Request:
Reproduce the listing below character for character; drop every image.

Records to process:

-=-=-=-=-

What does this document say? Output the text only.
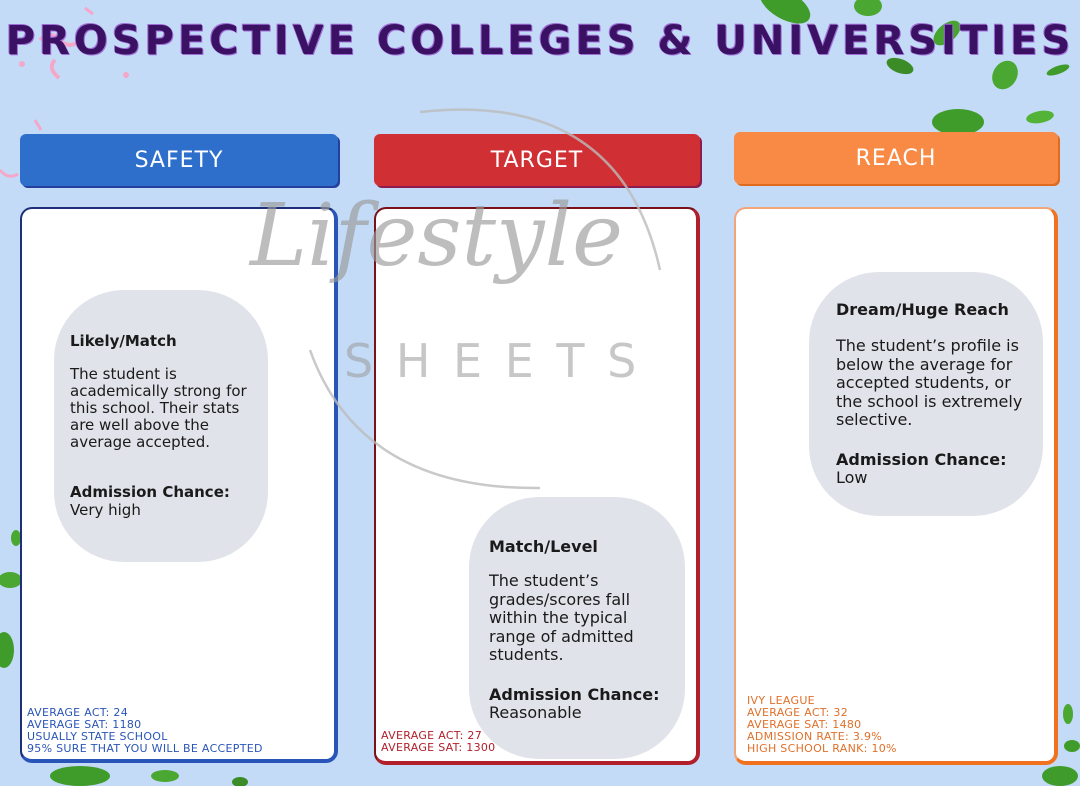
PROSPECTIVE COLLEGES & UNIVERSITIES
SAFETY
Likely/Match
The student is academically strong for this school. Their stats are well above the average accepted.
Admission Chance:
Very high
AVERAGE ACT: 24
AVERAGE SAT: 1180
USUALLY STATE SCHOOL
95% SURE THAT YOU WILL BE ACCEPTED
TARGET
Match/Level
The student’s grades/scores fall within the typical range of admitted students.
Admission Chance:
Reasonable
AVERAGE ACT: 27
AVERAGE SAT: 1300
REACH
Dream/Huge Reach
The student’s profile is below the average for accepted students, or the school is extremely selective.
Admission Chance:
Low
IVY LEAGUE
AVERAGE ACT: 32
AVERAGE SAT: 1480
ADMISSION RATE: 3.9%
HIGH SCHOOL RANK: 10%
Lifestyle
S H E E T S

-=-=-=-=-

Complete response:
What does this document say? Output the text only.
PROSPECTIVE COLLEGES & UNIVERSITIES
SAFETY
Likely/Match
The student is academically strong for this school. Their stats are well above the average accepted.
Admission Chance:
Very high
AVERAGE ACT: 24
AVERAGE SAT: 1180
USUALLY STATE SCHOOL
95% SURE THAT YOU WILL BE ACCEPTED
TARGET
Match/Level
The student’s grades/scores fall within the typical range of admitted students.
Admission Chance:
Reasonable
AVERAGE ACT: 27
AVERAGE SAT: 1300
REACH
Dream/Huge Reach
The student’s profile is below the average for accepted students, or the school is extremely selective.
Admission Chance:
Low
IVY LEAGUE
AVERAGE ACT: 32
AVERAGE SAT: 1480
ADMISSION RATE: 3.9%
HIGH SCHOOL RANK: 10%
Lifestyle
S H E E T S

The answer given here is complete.